● SHORT EXERCISE
Write out the entire listing below exactly as it appears, minus any pictures.

** Start of PROVIDED DATA **

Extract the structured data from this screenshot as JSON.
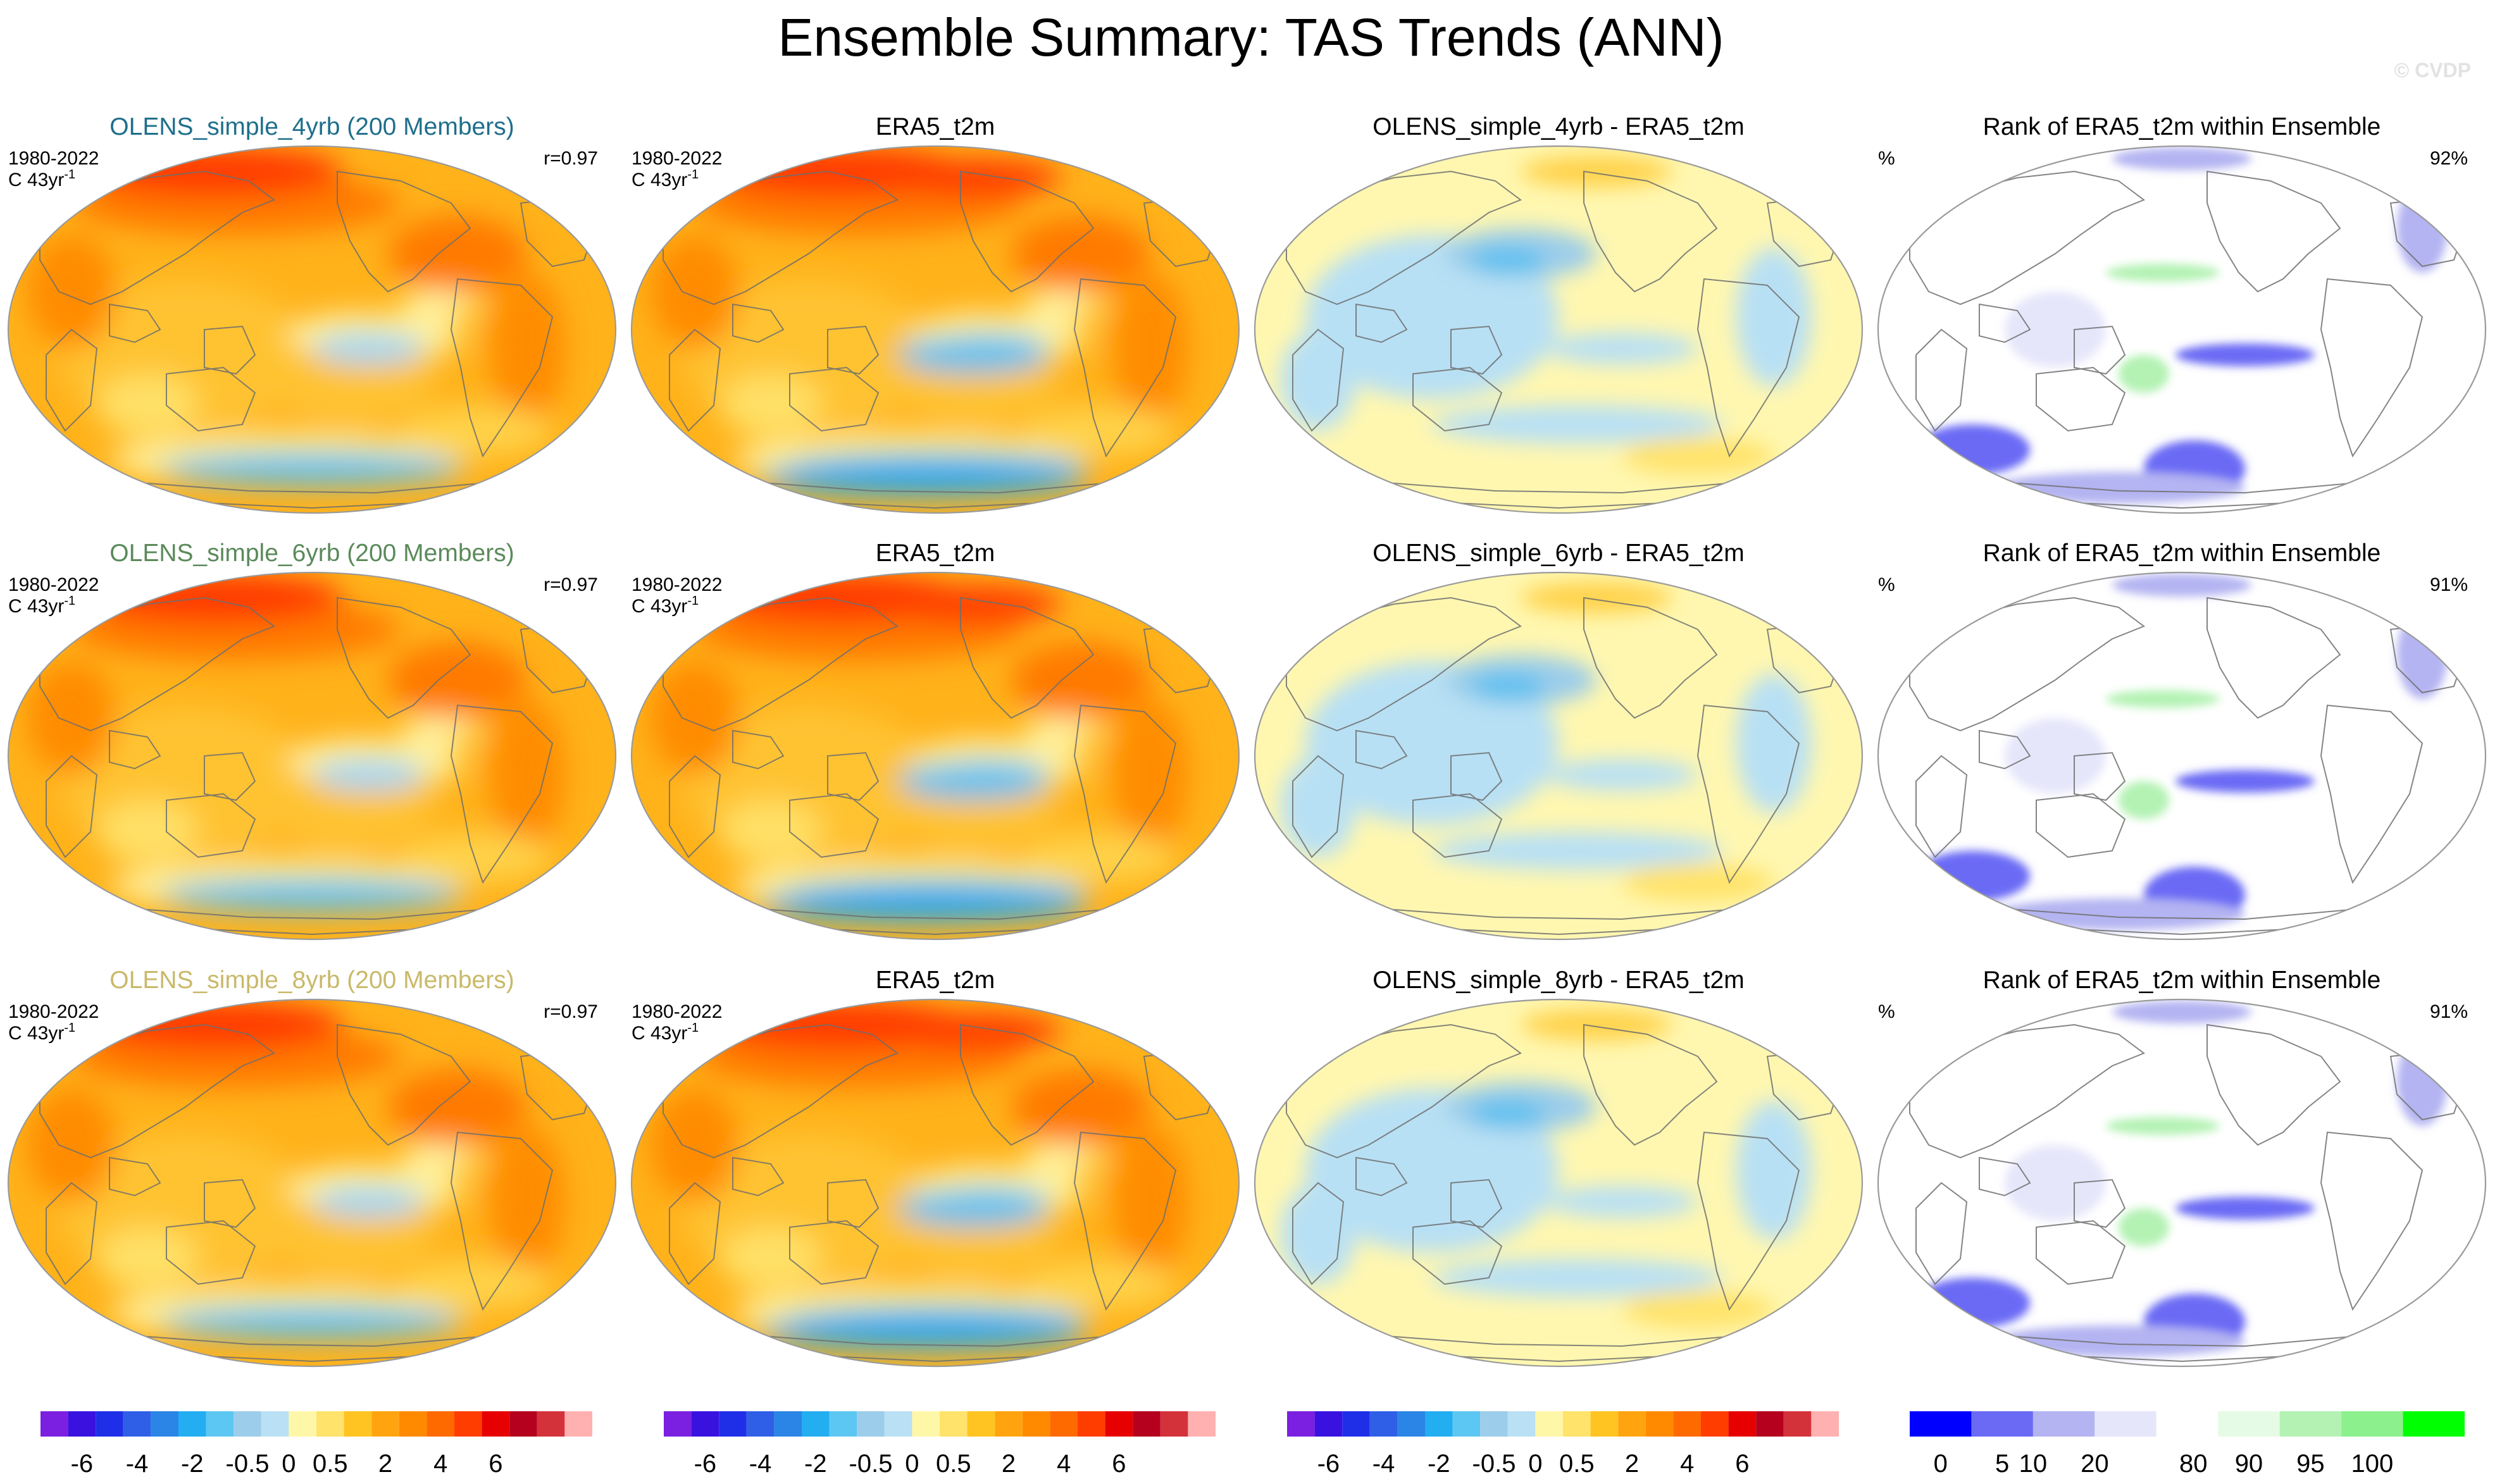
{
  "header": {
    "title": "Ensemble Summary: TAS Trends (ANN)",
    "watermark": "© CVDP"
  },
  "chart_data": [
    {
      "type": "heatmap",
      "row": 1,
      "panel": "ensemble",
      "title": "OLENS_simple_4yrb (200 Members)",
      "title_color": "#1f6f8b",
      "period": "1980-2022",
      "units": "C 43yr",
      "units_exponent": "-1",
      "corner_right": "r=0.97",
      "field": "ensemble mean TAS trend; warming over NH land/Arctic, cooling in eastern tropical Pacific and Southern Ocean"
    },
    {
      "type": "heatmap",
      "row": 1,
      "panel": "observation",
      "title": "ERA5_t2m",
      "title_color": "#000000",
      "period": "1980-2022",
      "units": "C 43yr",
      "units_exponent": "-1",
      "corner_right": "",
      "field": "observed TAS trend"
    },
    {
      "type": "heatmap",
      "row": 1,
      "panel": "difference",
      "title": "OLENS_simple_4yrb - ERA5_t2m",
      "title_color": "#000000",
      "period": "",
      "units": "",
      "units_exponent": "",
      "corner_right": "",
      "field": "model minus observation trend difference"
    },
    {
      "type": "heatmap",
      "row": 1,
      "panel": "rank",
      "title": "Rank of ERA5_t2m within Ensemble",
      "title_color": "#000000",
      "period": "%",
      "units": "",
      "units_exponent": "",
      "corner_right": "92%",
      "field": "percentile rank of observations within ensemble"
    },
    {
      "type": "heatmap",
      "row": 2,
      "panel": "ensemble",
      "title": "OLENS_simple_6yrb (200 Members)",
      "title_color": "#5b8a5b",
      "period": "1980-2022",
      "units": "C 43yr",
      "units_exponent": "-1",
      "corner_right": "r=0.97",
      "field": "ensemble mean TAS trend"
    },
    {
      "type": "heatmap",
      "row": 2,
      "panel": "observation",
      "title": "ERA5_t2m",
      "title_color": "#000000",
      "period": "1980-2022",
      "units": "C 43yr",
      "units_exponent": "-1",
      "corner_right": "",
      "field": "observed TAS trend"
    },
    {
      "type": "heatmap",
      "row": 2,
      "panel": "difference",
      "title": "OLENS_simple_6yrb - ERA5_t2m",
      "title_color": "#000000",
      "period": "",
      "units": "",
      "units_exponent": "",
      "corner_right": "",
      "field": "model minus observation trend difference"
    },
    {
      "type": "heatmap",
      "row": 2,
      "panel": "rank",
      "title": "Rank of ERA5_t2m within Ensemble",
      "title_color": "#000000",
      "period": "%",
      "units": "",
      "units_exponent": "",
      "corner_right": "91%",
      "field": "percentile rank of observations within ensemble"
    },
    {
      "type": "heatmap",
      "row": 3,
      "panel": "ensemble",
      "title": "OLENS_simple_8yrb (200 Members)",
      "title_color": "#c9b96a",
      "period": "1980-2022",
      "units": "C 43yr",
      "units_exponent": "-1",
      "corner_right": "r=0.97",
      "field": "ensemble mean TAS trend"
    },
    {
      "type": "heatmap",
      "row": 3,
      "panel": "observation",
      "title": "ERA5_t2m",
      "title_color": "#000000",
      "period": "1980-2022",
      "units": "C 43yr",
      "units_exponent": "-1",
      "corner_right": "",
      "field": "observed TAS trend"
    },
    {
      "type": "heatmap",
      "row": 3,
      "panel": "difference",
      "title": "OLENS_simple_8yrb - ERA5_t2m",
      "title_color": "#000000",
      "period": "",
      "units": "",
      "units_exponent": "",
      "corner_right": "",
      "field": "model minus observation trend difference"
    },
    {
      "type": "heatmap",
      "row": 3,
      "panel": "rank",
      "title": "Rank of ERA5_t2m within Ensemble",
      "title_color": "#000000",
      "period": "%",
      "units": "",
      "units_exponent": "",
      "corner_right": "91%",
      "field": "percentile rank of observations within ensemble"
    }
  ],
  "colorbars": {
    "trend": {
      "colors": [
        "#7b1fe0",
        "#3a12e0",
        "#1f2fe8",
        "#2f5fe6",
        "#2a85e6",
        "#22aef0",
        "#5cc7f2",
        "#9ccdea",
        "#b9e0f4",
        "#fff7a8",
        "#ffe36b",
        "#ffc422",
        "#ffa40e",
        "#ff8a00",
        "#ff6a00",
        "#ff3d00",
        "#e60000",
        "#b5001e",
        "#d4323a",
        "#ffb0b0"
      ],
      "tick_labels": [
        "-6",
        "-4",
        "-2",
        "-0.5",
        "0",
        "0.5",
        "2",
        "4",
        "6"
      ],
      "tick_positions": [
        1.5,
        3.5,
        5.5,
        7.5,
        9,
        10.5,
        12.5,
        14.5,
        16.5
      ]
    },
    "rank": {
      "colors": [
        "#0000ff",
        "#6a6af5",
        "#b4b4f2",
        "#e6e6fb",
        "#ffffff",
        "#e6fbe6",
        "#b4f2b4",
        "#8cf08c",
        "#00ff00"
      ],
      "tick_labels": [
        "0",
        "5",
        "10",
        "20",
        "80",
        "90",
        "95",
        "100"
      ],
      "tick_positions": [
        0.5,
        1.5,
        2,
        3,
        4.6,
        5.5,
        6.5,
        7.5
      ]
    }
  }
}
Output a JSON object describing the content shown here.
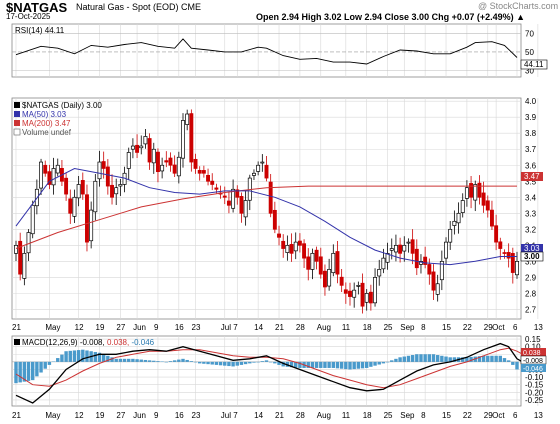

** End of PROVIDED DATA **

● RESULT FOR THIS TASK
Extract the structured data from this screenshot as JSON.
{
  "header": {
    "title": "Ensemble Summary: TAS Trends (ANN)",
    "watermark": "© CVDP"
  },
  "chart_data": [
    {
      "type": "heatmap",
      "row": 1,
      "panel": "ensemble",
      "title": "OLENS_simple_4yrb (200 Members)",
      "title_color": "#1f6f8b",
      "period": "1980-2022",
      "units": "C 43yr",
      "units_exponent": "-1",
      "corner_right": "r=0.97",
      "field": "ensemble mean TAS trend; warming over NH land/Arctic, cooling in eastern tropical Pacific and Southern Ocean"
    },
    {
      "type": "heatmap",
      "row": 1,
      "panel": "observation",
      "title": "ERA5_t2m",
      "title_color": "#000000",
      "period": "1980-2022",
      "units": "C 43yr",
      "units_exponent": "-1",
      "corner_right": "",
      "field": "observed TAS trend"
    },
    {
      "type": "heatmap",
      "row": 1,
      "panel": "difference",
      "title": "OLENS_simple_4yrb - ERA5_t2m",
      "title_color": "#000000",
      "period": "",
      "units": "",
      "units_exponent": "",
      "corner_right": "",
      "field": "model minus observation trend difference"
    },
    {
      "type": "heatmap",
      "row": 1,
      "panel": "rank",
      "title": "Rank of ERA5_t2m within Ensemble",
      "title_color": "#000000",
      "period": "%",
      "units": "",
      "units_exponent": "",
      "corner_right": "92%",
      "field": "percentile rank of observations within ensemble"
    },
    {
      "type": "heatmap",
      "row": 2,
      "panel": "ensemble",
      "title": "OLENS_simple_6yrb (200 Members)",
      "title_color": "#5b8a5b",
      "period": "1980-2022",
      "units": "C 43yr",
      "units_exponent": "-1",
      "corner_right": "r=0.97",
      "field": "ensemble mean TAS trend"
    },
    {
      "type": "heatmap",
      "row": 2,
      "panel": "observation",
      "title": "ERA5_t2m",
      "title_color": "#000000",
      "period": "1980-2022",
      "units": "C 43yr",
      "units_exponent": "-1",
      "corner_right": "",
      "field": "observed TAS trend"
    },
    {
      "type": "heatmap",
      "row": 2,
      "panel": "difference",
      "title": "OLENS_simple_6yrb - ERA5_t2m",
      "title_color": "#000000",
      "period": "",
      "units": "",
      "units_exponent": "",
      "corner_right": "",
      "field": "model minus observation trend difference"
    },
    {
      "type": "heatmap",
      "row": 2,
      "panel": "rank",
      "title": "Rank of ERA5_t2m within Ensemble",
      "title_color": "#000000",
      "period": "%",
      "units": "",
      "units_exponent": "",
      "corner_right": "91%",
      "field": "percentile rank of observations within ensemble"
    },
    {
      "type": "heatmap",
      "row": 3,
      "panel": "ensemble",
      "title": "OLENS_simple_8yrb (200 Members)",
      "title_color": "#c9b96a",
      "period": "1980-2022",
      "units": "C 43yr",
      "units_exponent": "-1",
      "corner_right": "r=0.97",
      "field": "ensemble mean TAS trend"
    },
    {
      "type": "heatmap",
      "row": 3,
      "panel": "observation",
      "title": "ERA5_t2m",
      "title_color": "#000000",
      "period": "1980-2022",
      "units": "C 43yr",
      "units_exponent": "-1",
      "corner_right": "",
      "field": "observed TAS trend"
    },
    {
      "type": "heatmap",
      "row": 3,
      "panel": "difference",
      "title": "OLENS_simple_8yrb - ERA5_t2m",
      "title_color": "#000000",
      "period": "",
      "units": "",
      "units_exponent": "",
      "corner_right": "",
      "field": "model minus observation trend difference"
    },
    {
      "type": "heatmap",
      "row": 3,
      "panel": "rank",
      "title": "Rank of ERA5_t2m within Ensemble",
      "title_color": "#000000",
      "period": "%",
      "units": "",
      "units_exponent": "",
      "corner_right": "91%",
      "field": "percentile rank of observations within ensemble"
    }
  ],
  "colorbars": {
    "trend": {
      "colors": [
        "#7b1fe0",
        "#3a12e0",
        "#1f2fe8",
        "#2f5fe6",
        "#2a85e6",
        "#22aef0",
        "#5cc7f2",
        "#9ccdea",
        "#b9e0f4",
        "#fff7a8",
        "#ffe36b",
        "#ffc422",
        "#ffa40e",
        "#ff8a00",
        "#ff6a00",
        "#ff3d00",
        "#e60000",
        "#b5001e",
        "#d4323a",
        "#ffb0b0"
      ],
      "tick_labels": [
        "-6",
        "-4",
        "-2",
        "-0.5",
        "0",
        "0.5",
        "2",
        "4",
        "6"
      ],
      "tick_positions": [
        1.5,
        3.5,
        5.5,
        7.5,
        9,
        10.5,
        12.5,
        14.5,
        16.5
      ]
    },
    "rank": {
      "colors": [
        "#0000ff",
        "#6a6af5",
        "#b4b4f2",
        "#e6e6fb",
        "#ffffff",
        "#e6fbe6",
        "#b4f2b4",
        "#8cf08c",
        "#00ff00"
      ],
      "tick_labels": [
        "0",
        "5",
        "10",
        "20",
        "80",
        "90",
        "95",
        "100"
      ],
      "tick_positions": [
        0.5,
        1.5,
        2,
        3,
        4.6,
        5.5,
        6.5,
        7.5
      ]
    }
  }
}
Output a JSON object describing the content shown here.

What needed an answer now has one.